INSTRUCTION
Write out the entries again exactly as they are given.
::::
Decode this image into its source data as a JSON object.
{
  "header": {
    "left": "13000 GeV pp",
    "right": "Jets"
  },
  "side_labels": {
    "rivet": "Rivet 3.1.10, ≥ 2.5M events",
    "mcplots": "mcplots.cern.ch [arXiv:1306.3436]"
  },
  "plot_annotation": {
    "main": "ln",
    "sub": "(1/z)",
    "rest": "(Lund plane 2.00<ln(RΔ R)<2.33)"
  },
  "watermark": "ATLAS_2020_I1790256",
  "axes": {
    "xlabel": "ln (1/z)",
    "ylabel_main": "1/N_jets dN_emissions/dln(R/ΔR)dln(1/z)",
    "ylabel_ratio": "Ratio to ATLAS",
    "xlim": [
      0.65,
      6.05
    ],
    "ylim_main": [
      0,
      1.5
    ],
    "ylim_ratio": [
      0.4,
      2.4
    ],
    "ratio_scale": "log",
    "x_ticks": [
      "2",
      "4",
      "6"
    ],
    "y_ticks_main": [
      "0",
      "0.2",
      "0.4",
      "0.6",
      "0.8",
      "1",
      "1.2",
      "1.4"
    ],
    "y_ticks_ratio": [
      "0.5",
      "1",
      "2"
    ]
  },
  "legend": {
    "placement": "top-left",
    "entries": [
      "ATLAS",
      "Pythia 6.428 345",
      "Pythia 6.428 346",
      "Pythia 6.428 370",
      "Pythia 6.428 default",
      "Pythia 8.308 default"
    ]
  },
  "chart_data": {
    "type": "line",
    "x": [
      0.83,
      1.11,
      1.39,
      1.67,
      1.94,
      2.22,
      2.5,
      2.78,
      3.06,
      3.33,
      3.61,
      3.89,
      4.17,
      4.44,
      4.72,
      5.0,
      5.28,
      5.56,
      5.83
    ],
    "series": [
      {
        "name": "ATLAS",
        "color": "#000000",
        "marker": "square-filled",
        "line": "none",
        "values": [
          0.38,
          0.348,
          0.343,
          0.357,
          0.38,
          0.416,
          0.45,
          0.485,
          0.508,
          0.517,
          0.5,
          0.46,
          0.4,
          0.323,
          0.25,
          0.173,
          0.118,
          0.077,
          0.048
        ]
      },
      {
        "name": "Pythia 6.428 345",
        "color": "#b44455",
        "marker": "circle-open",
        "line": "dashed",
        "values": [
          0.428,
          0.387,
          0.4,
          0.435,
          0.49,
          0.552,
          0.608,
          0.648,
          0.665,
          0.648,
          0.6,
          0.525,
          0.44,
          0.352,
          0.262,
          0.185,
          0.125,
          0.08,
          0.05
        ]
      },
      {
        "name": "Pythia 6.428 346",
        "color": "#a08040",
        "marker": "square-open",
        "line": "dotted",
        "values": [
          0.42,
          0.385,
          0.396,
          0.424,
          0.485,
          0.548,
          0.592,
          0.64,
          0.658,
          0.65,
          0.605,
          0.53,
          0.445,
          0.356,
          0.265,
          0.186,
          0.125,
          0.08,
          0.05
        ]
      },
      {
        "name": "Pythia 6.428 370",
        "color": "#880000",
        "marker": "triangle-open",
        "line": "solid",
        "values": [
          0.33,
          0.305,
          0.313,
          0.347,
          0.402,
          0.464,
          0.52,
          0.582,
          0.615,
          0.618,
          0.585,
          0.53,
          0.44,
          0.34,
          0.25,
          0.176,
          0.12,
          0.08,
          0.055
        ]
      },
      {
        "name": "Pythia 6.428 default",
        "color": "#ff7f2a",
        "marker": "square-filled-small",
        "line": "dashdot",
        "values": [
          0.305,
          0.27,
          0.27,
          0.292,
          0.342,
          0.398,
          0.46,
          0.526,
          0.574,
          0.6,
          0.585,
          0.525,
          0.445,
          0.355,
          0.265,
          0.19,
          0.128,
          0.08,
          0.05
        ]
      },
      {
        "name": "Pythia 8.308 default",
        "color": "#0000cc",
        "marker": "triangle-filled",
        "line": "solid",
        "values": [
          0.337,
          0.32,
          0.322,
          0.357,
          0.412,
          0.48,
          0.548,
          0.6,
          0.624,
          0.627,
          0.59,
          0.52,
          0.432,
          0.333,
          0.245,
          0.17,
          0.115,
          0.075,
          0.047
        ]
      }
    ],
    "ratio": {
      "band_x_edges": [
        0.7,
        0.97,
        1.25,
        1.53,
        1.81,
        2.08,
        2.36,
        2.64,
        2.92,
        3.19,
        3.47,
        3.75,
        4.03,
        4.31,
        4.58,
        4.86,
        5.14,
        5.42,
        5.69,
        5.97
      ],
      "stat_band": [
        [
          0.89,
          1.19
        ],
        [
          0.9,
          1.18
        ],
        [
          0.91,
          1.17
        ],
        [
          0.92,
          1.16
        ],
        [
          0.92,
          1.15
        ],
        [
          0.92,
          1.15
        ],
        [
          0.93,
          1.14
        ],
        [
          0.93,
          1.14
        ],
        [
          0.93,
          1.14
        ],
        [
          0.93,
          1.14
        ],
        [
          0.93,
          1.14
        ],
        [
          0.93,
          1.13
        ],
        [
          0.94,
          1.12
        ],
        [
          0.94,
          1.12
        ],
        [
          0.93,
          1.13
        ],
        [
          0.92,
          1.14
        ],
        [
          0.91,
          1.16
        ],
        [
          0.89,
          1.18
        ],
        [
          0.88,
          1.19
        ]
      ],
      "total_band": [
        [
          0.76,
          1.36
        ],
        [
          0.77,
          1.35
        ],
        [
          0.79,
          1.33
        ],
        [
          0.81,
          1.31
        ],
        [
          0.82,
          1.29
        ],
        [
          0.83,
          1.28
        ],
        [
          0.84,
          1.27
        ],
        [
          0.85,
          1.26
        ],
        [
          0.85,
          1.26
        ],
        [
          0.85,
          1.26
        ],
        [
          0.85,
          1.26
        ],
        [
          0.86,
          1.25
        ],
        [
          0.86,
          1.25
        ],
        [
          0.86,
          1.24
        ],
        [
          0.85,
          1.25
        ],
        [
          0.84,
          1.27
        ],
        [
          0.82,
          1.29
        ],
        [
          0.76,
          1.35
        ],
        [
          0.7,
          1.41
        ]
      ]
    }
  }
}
::::
OUTPUT OF THE EXERCISE
Decode this image into its source data as a JSON object.
{
  "header": {
    "left": "13000 GeV pp",
    "right": "Jets"
  },
  "side_labels": {
    "rivet": "Rivet 3.1.10, ≥ 2.5M events",
    "mcplots": "mcplots.cern.ch [arXiv:1306.3436]"
  },
  "plot_annotation": {
    "main": "ln",
    "sub": "(1/z)",
    "rest": "(Lund plane 2.00<ln(RΔ R)<2.33)"
  },
  "watermark": "ATLAS_2020_I1790256",
  "axes": {
    "xlabel": "ln (1/z)",
    "ylabel_main": "1/N_jets dN_emissions/dln(R/ΔR)dln(1/z)",
    "ylabel_ratio": "Ratio to ATLAS",
    "xlim": [
      0.65,
      6.05
    ],
    "ylim_main": [
      0,
      1.5
    ],
    "ylim_ratio": [
      0.4,
      2.4
    ],
    "ratio_scale": "log",
    "x_ticks": [
      "2",
      "4",
      "6"
    ],
    "y_ticks_main": [
      "0",
      "0.2",
      "0.4",
      "0.6",
      "0.8",
      "1",
      "1.2",
      "1.4"
    ],
    "y_ticks_ratio": [
      "0.5",
      "1",
      "2"
    ]
  },
  "legend": {
    "placement": "top-left",
    "entries": [
      "ATLAS",
      "Pythia 6.428 345",
      "Pythia 6.428 346",
      "Pythia 6.428 370",
      "Pythia 6.428 default",
      "Pythia 8.308 default"
    ]
  },
  "chart_data": {
    "type": "line",
    "x": [
      0.83,
      1.11,
      1.39,
      1.67,
      1.94,
      2.22,
      2.5,
      2.78,
      3.06,
      3.33,
      3.61,
      3.89,
      4.17,
      4.44,
      4.72,
      5.0,
      5.28,
      5.56,
      5.83
    ],
    "series": [
      {
        "name": "ATLAS",
        "color": "#000000",
        "marker": "square-filled",
        "line": "none",
        "values": [
          0.38,
          0.348,
          0.343,
          0.357,
          0.38,
          0.416,
          0.45,
          0.485,
          0.508,
          0.517,
          0.5,
          0.46,
          0.4,
          0.323,
          0.25,
          0.173,
          0.118,
          0.077,
          0.048
        ]
      },
      {
        "name": "Pythia 6.428 345",
        "color": "#b44455",
        "marker": "circle-open",
        "line": "dashed",
        "values": [
          0.428,
          0.387,
          0.4,
          0.435,
          0.49,
          0.552,
          0.608,
          0.648,
          0.665,
          0.648,
          0.6,
          0.525,
          0.44,
          0.352,
          0.262,
          0.185,
          0.125,
          0.08,
          0.05
        ]
      },
      {
        "name": "Pythia 6.428 346",
        "color": "#a08040",
        "marker": "square-open",
        "line": "dotted",
        "values": [
          0.42,
          0.385,
          0.396,
          0.424,
          0.485,
          0.548,
          0.592,
          0.64,
          0.658,
          0.65,
          0.605,
          0.53,
          0.445,
          0.356,
          0.265,
          0.186,
          0.125,
          0.08,
          0.05
        ]
      },
      {
        "name": "Pythia 6.428 370",
        "color": "#880000",
        "marker": "triangle-open",
        "line": "solid",
        "values": [
          0.33,
          0.305,
          0.313,
          0.347,
          0.402,
          0.464,
          0.52,
          0.582,
          0.615,
          0.618,
          0.585,
          0.53,
          0.44,
          0.34,
          0.25,
          0.176,
          0.12,
          0.08,
          0.055
        ]
      },
      {
        "name": "Pythia 6.428 default",
        "color": "#ff7f2a",
        "marker": "square-filled-small",
        "line": "dashdot",
        "values": [
          0.305,
          0.27,
          0.27,
          0.292,
          0.342,
          0.398,
          0.46,
          0.526,
          0.574,
          0.6,
          0.585,
          0.525,
          0.445,
          0.355,
          0.265,
          0.19,
          0.128,
          0.08,
          0.05
        ]
      },
      {
        "name": "Pythia 8.308 default",
        "color": "#0000cc",
        "marker": "triangle-filled",
        "line": "solid",
        "values": [
          0.337,
          0.32,
          0.322,
          0.357,
          0.412,
          0.48,
          0.548,
          0.6,
          0.624,
          0.627,
          0.59,
          0.52,
          0.432,
          0.333,
          0.245,
          0.17,
          0.115,
          0.075,
          0.047
        ]
      }
    ],
    "ratio": {
      "band_x_edges": [
        0.7,
        0.97,
        1.25,
        1.53,
        1.81,
        2.08,
        2.36,
        2.64,
        2.92,
        3.19,
        3.47,
        3.75,
        4.03,
        4.31,
        4.58,
        4.86,
        5.14,
        5.42,
        5.69,
        5.97
      ],
      "stat_band": [
        [
          0.89,
          1.19
        ],
        [
          0.9,
          1.18
        ],
        [
          0.91,
          1.17
        ],
        [
          0.92,
          1.16
        ],
        [
          0.92,
          1.15
        ],
        [
          0.92,
          1.15
        ],
        [
          0.93,
          1.14
        ],
        [
          0.93,
          1.14
        ],
        [
          0.93,
          1.14
        ],
        [
          0.93,
          1.14
        ],
        [
          0.93,
          1.14
        ],
        [
          0.93,
          1.13
        ],
        [
          0.94,
          1.12
        ],
        [
          0.94,
          1.12
        ],
        [
          0.93,
          1.13
        ],
        [
          0.92,
          1.14
        ],
        [
          0.91,
          1.16
        ],
        [
          0.89,
          1.18
        ],
        [
          0.88,
          1.19
        ]
      ],
      "total_band": [
        [
          0.76,
          1.36
        ],
        [
          0.77,
          1.35
        ],
        [
          0.79,
          1.33
        ],
        [
          0.81,
          1.31
        ],
        [
          0.82,
          1.29
        ],
        [
          0.83,
          1.28
        ],
        [
          0.84,
          1.27
        ],
        [
          0.85,
          1.26
        ],
        [
          0.85,
          1.26
        ],
        [
          0.85,
          1.26
        ],
        [
          0.85,
          1.26
        ],
        [
          0.86,
          1.25
        ],
        [
          0.86,
          1.25
        ],
        [
          0.86,
          1.24
        ],
        [
          0.85,
          1.25
        ],
        [
          0.84,
          1.27
        ],
        [
          0.82,
          1.29
        ],
        [
          0.76,
          1.35
        ],
        [
          0.7,
          1.41
        ]
      ]
    }
  }
}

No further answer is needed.